- Born: Raisudden Bhuiyan September 1973 (age 52) Dhaka, Bangladesh
- Occupation: Technology professional
- Website: WorldWithoutHate.org

= Rais Bhuiyan =

Bangladeshi-American technology professional (born 1973)

Raisuddin "Rais" Bhuiyan (রইস ভূঁইয়া; born September 1973) is a Bangladeshi American working as a technology professional in Dallas. A former officer in the Bangladesh Air Force, he was a student of Sylhet Cadet College who had gone to New York City to study computer technology. After the September 11 terror attacks, Bhuiyan was one of the three people shot by white supremacist Mark Anthony Stroman. Bhuiyan survived, but lost sight in one of his eyes.

Bhuiyan gained media attention after revealing that he would appeal to the court to save Stroman from the death penalty. He told MSNBC, "I'm trying to do my best not to allow the loss of another human life. I'll knock on every door possible". He said, "In Islam it says that saving one human life is the same as saving the entire mankind. Since I forgave him, all those principles encouraged me to go even further, and stop his execution and save another human life". He started a movement named World Without Hate to prevent hate crimes through education and worked with Amnesty International.

==Victim of terrorism==

Bhuiyan had moved to Texas from New York as it was cheaper and a friend had offered a partnership at a gas station. After the September 11 attacks, day laborer Mark Anthony Stroman went on a killing spree against people who he viewed as Muslim, with the apparent intention of seeking revenge for the 9/11 attacks. On September 15, 2001, Pakistani immigrant Waqar Hasan, 46, was shot and killed inside of a grocery store located at 10819 Elam Rd. in Dallas, Texas. Six days later, Stroman, armed with a shotgun, walked into a convenience store located at 521 S. Buckner Blvd. in Dallas. Bhuiyan, who was working behind the counter and believed Stroman was robbing him, began to collect money to hand over. As Stroman approached the counter, he asked, "Where are you from?" Before Bhuiyan could answer, Stroman shot him in the face. Bhuiyan ran to the barbershop next door, and a man in the shop called 911.

## PROVIDED DATA
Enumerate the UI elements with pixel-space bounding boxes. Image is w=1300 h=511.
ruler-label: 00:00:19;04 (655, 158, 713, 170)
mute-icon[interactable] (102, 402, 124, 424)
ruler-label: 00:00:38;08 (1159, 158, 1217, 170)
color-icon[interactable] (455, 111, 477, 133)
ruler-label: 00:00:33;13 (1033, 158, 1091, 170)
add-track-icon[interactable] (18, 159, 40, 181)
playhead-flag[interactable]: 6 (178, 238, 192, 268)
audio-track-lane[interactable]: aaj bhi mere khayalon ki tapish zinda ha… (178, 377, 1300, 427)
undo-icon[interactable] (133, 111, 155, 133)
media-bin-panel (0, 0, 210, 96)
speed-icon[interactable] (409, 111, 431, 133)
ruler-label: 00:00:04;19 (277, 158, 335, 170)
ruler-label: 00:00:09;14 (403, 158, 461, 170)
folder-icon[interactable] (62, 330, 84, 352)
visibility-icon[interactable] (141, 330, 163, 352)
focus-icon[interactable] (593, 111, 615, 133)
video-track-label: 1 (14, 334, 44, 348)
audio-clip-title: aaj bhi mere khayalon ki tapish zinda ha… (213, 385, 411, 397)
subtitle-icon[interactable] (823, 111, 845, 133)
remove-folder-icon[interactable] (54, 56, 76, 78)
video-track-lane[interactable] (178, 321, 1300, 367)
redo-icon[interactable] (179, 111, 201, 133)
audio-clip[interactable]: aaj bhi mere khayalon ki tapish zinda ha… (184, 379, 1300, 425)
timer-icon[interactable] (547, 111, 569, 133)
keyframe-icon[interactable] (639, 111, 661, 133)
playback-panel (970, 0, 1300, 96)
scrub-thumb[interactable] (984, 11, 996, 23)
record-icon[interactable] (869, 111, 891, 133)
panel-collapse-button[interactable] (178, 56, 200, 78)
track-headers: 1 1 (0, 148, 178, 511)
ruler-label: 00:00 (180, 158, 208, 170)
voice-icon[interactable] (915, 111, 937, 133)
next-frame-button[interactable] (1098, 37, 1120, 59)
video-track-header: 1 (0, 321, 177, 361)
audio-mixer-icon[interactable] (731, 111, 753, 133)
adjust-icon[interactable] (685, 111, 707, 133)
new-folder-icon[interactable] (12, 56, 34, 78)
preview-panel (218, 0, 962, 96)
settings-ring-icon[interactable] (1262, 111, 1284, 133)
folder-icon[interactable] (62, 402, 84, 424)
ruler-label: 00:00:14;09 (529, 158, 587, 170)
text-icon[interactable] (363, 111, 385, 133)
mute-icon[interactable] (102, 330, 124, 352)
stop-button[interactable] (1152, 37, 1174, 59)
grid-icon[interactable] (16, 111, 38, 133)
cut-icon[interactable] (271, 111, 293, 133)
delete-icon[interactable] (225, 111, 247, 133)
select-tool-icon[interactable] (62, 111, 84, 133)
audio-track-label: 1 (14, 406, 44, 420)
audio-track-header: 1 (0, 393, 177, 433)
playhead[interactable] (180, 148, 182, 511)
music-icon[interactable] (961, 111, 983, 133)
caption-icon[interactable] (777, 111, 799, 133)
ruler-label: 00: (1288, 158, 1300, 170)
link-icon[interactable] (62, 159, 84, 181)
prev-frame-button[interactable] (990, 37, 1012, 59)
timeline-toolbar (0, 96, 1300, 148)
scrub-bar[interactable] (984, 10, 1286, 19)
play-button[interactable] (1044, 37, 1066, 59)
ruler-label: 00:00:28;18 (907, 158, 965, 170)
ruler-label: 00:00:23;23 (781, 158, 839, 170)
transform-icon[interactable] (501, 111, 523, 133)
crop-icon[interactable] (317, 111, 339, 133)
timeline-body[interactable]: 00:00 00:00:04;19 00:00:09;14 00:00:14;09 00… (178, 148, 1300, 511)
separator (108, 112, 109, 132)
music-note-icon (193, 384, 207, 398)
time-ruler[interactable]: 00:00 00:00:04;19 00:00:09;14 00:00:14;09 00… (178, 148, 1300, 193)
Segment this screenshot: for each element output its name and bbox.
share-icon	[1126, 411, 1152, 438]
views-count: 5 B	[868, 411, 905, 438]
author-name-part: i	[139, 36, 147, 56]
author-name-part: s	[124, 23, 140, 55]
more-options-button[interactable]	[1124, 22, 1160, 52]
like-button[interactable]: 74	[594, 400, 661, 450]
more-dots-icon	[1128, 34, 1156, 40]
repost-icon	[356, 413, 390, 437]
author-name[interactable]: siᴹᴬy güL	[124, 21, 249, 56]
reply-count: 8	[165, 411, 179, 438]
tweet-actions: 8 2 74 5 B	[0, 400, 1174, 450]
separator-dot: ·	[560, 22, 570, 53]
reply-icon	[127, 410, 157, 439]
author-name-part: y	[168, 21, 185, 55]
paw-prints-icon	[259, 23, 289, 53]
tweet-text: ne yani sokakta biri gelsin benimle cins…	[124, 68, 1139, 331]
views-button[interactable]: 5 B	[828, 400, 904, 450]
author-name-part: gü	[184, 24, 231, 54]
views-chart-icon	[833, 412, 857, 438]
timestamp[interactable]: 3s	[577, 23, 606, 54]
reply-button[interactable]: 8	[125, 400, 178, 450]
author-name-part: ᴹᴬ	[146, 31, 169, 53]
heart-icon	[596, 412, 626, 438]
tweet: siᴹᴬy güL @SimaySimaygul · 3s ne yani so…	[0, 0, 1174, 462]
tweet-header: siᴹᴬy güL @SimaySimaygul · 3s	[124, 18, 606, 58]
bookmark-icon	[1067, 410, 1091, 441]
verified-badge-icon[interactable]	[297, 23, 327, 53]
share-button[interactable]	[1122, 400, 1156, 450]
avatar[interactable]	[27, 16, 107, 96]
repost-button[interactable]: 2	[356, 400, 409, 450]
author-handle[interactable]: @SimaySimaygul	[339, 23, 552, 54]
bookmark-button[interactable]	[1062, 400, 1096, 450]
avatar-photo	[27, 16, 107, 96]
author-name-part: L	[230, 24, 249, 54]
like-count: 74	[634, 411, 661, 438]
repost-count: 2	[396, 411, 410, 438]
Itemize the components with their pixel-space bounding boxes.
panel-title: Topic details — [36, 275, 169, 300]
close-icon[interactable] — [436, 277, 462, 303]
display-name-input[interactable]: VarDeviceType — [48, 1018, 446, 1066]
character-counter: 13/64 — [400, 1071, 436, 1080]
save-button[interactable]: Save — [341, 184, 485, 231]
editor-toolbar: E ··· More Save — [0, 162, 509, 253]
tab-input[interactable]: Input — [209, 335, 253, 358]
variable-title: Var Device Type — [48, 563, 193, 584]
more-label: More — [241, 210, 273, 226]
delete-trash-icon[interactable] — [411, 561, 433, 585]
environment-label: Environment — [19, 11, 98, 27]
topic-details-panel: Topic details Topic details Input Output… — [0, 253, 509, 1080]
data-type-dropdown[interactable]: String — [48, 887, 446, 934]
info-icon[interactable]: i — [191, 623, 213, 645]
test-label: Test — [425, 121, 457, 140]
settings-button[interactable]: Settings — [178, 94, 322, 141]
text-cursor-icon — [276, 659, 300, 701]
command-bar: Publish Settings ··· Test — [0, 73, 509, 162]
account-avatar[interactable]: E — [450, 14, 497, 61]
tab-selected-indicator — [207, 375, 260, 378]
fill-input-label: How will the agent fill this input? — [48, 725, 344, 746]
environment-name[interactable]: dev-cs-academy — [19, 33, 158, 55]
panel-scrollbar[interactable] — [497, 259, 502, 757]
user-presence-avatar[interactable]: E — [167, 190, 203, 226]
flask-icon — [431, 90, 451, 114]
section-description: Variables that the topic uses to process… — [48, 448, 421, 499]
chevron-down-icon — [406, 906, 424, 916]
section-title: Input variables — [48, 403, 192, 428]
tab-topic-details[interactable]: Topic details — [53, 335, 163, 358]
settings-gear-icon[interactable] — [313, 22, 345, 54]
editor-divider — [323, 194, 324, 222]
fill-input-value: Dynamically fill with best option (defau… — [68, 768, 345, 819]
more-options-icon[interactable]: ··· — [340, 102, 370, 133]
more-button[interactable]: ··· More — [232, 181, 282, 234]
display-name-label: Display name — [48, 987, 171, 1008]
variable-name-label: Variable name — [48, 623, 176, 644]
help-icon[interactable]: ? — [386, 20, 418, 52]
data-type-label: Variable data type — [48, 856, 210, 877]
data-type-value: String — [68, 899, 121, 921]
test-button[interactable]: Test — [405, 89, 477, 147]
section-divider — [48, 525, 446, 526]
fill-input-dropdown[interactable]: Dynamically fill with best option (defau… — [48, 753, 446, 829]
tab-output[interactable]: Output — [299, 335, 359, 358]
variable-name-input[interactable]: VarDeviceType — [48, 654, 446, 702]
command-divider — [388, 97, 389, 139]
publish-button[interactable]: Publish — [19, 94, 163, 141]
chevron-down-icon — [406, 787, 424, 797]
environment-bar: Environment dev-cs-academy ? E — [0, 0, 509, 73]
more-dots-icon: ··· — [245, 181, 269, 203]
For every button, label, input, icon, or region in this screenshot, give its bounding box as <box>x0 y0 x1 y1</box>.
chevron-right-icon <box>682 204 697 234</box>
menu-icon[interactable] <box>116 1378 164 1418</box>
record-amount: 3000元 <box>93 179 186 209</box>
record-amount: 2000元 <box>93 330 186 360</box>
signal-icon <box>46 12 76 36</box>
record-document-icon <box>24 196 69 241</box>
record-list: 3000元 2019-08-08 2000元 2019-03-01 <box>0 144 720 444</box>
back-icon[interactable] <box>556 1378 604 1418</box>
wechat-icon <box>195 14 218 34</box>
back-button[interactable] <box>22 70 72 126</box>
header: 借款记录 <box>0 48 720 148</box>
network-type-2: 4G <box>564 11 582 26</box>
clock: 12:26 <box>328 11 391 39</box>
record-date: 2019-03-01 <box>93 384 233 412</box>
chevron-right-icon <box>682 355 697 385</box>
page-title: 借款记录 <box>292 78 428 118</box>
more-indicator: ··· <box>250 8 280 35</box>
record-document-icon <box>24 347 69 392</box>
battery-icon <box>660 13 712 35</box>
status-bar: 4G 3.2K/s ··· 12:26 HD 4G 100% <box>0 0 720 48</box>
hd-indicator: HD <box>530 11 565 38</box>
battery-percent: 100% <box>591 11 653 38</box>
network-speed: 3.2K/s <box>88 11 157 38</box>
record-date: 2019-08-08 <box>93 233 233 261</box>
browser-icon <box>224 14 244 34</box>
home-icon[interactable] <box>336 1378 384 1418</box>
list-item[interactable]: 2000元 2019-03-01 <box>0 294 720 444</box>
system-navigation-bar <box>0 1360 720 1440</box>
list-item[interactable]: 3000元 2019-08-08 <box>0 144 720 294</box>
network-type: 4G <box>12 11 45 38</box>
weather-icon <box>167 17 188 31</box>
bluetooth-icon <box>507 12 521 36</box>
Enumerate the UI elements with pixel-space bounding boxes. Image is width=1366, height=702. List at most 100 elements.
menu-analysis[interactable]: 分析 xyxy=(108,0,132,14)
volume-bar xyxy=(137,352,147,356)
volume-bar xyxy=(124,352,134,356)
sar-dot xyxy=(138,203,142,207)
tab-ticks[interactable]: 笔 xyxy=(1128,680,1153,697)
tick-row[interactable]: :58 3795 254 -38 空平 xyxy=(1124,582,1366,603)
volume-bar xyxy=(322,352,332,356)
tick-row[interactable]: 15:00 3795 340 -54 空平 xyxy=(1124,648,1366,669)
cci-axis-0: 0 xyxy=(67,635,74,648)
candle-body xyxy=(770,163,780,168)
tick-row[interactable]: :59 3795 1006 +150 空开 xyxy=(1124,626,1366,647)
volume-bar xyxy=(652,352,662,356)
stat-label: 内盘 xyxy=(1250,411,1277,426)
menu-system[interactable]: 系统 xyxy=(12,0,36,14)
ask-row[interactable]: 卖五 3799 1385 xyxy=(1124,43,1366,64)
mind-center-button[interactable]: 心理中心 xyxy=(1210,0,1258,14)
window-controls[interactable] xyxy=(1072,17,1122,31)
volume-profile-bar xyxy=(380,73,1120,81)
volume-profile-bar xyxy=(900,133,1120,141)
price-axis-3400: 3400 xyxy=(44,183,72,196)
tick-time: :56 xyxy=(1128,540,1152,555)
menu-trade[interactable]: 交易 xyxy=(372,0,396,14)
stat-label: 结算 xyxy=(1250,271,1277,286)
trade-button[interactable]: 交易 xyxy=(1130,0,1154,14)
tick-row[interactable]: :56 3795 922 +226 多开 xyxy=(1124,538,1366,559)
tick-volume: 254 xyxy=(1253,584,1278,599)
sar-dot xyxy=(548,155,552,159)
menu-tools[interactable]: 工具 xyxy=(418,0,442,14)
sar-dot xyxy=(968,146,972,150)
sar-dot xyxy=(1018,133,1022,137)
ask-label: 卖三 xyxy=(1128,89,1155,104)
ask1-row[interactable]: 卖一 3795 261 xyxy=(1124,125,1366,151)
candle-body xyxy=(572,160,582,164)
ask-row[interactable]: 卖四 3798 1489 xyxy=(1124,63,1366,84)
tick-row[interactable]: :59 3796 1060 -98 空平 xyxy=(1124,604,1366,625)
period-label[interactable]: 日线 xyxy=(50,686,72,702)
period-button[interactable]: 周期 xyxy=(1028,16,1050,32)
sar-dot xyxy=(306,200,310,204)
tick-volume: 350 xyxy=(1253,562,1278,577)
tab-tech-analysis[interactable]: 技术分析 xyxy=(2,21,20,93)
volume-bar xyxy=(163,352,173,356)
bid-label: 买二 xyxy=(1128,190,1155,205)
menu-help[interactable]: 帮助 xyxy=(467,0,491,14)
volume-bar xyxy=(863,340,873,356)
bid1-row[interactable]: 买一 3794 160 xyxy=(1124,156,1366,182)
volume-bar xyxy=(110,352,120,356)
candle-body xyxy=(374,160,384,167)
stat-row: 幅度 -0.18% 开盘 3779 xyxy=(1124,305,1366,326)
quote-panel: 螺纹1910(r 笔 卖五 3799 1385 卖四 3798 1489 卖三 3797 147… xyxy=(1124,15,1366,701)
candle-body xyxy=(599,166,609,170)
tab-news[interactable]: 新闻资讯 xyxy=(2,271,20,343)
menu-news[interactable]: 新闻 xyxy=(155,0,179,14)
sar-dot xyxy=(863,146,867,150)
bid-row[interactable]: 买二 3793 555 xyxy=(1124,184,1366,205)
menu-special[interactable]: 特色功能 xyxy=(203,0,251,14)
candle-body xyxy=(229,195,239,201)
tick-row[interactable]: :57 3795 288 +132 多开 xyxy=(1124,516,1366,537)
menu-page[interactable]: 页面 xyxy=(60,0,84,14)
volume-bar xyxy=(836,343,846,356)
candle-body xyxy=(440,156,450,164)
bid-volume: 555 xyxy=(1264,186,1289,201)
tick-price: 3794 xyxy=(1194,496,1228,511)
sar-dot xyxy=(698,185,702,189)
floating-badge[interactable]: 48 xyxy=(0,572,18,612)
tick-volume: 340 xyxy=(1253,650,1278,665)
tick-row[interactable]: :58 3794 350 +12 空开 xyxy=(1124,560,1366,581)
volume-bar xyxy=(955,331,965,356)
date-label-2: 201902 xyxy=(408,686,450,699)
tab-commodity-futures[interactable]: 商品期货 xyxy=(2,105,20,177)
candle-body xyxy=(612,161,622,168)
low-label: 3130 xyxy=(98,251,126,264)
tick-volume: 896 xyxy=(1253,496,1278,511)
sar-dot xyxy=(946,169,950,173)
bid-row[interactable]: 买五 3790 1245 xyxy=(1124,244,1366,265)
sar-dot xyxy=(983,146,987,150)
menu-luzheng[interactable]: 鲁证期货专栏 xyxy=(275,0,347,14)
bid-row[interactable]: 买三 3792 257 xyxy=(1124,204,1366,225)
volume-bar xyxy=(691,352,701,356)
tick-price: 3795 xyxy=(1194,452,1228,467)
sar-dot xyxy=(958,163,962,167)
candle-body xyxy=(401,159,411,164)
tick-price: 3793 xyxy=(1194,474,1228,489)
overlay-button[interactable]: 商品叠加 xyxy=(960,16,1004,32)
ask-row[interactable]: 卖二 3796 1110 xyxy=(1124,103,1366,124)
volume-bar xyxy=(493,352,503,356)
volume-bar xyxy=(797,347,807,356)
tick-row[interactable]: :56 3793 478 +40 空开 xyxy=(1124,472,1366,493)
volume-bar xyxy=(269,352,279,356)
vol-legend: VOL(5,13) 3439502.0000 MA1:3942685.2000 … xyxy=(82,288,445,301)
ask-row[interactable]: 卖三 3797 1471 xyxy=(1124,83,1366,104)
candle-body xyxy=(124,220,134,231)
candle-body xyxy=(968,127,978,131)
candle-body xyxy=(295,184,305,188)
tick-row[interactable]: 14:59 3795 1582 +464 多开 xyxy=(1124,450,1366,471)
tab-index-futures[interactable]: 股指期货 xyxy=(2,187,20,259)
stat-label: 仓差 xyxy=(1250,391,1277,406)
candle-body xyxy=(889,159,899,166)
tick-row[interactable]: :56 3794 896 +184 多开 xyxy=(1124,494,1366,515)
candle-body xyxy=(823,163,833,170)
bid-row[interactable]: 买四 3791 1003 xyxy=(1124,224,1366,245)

## TO DO
1. Translate this sentence from the article on Rais Bhuiyan into Spanish: "Bhuiyan survived, but lost sight in one of his eyes."
2. Carry the article on Rais Bhuiyan forward from its final sentence.

## RESULTS OF THE TASKS
1. Bhuiyan sobrevivió, pero perdió la vista de uno de sus ojos.

2.
==Aftermath==

While the police were investigating the shooting, Indian immigrant Vasudev Patel was killed in Mesquite, Texas, on October 4, 2001. Stroman was soon captured and called TV stations from his jail cell to talk about how he was a patriot for killing the men. He sent a letter to a friend from prison in 2002, saying the attacks were revenge: "Here sits the Arab Slayer. For what he did, we should make him our mayor," he wrote. "Patriotic, yes indeed, a true American, a special breed."

Bhuiyan was left with no money and had to go deeply in debt to restore his vision, "I had to go through several surgeries and finally the doctor could save the eye, but the vision is gone, and I'm still carrying more than 35 pellets on the right side of my face," he says. "Once I touch my face, my skull, I can feel it's all bumpy. It took several years to go through all these painful surgeries one after another one."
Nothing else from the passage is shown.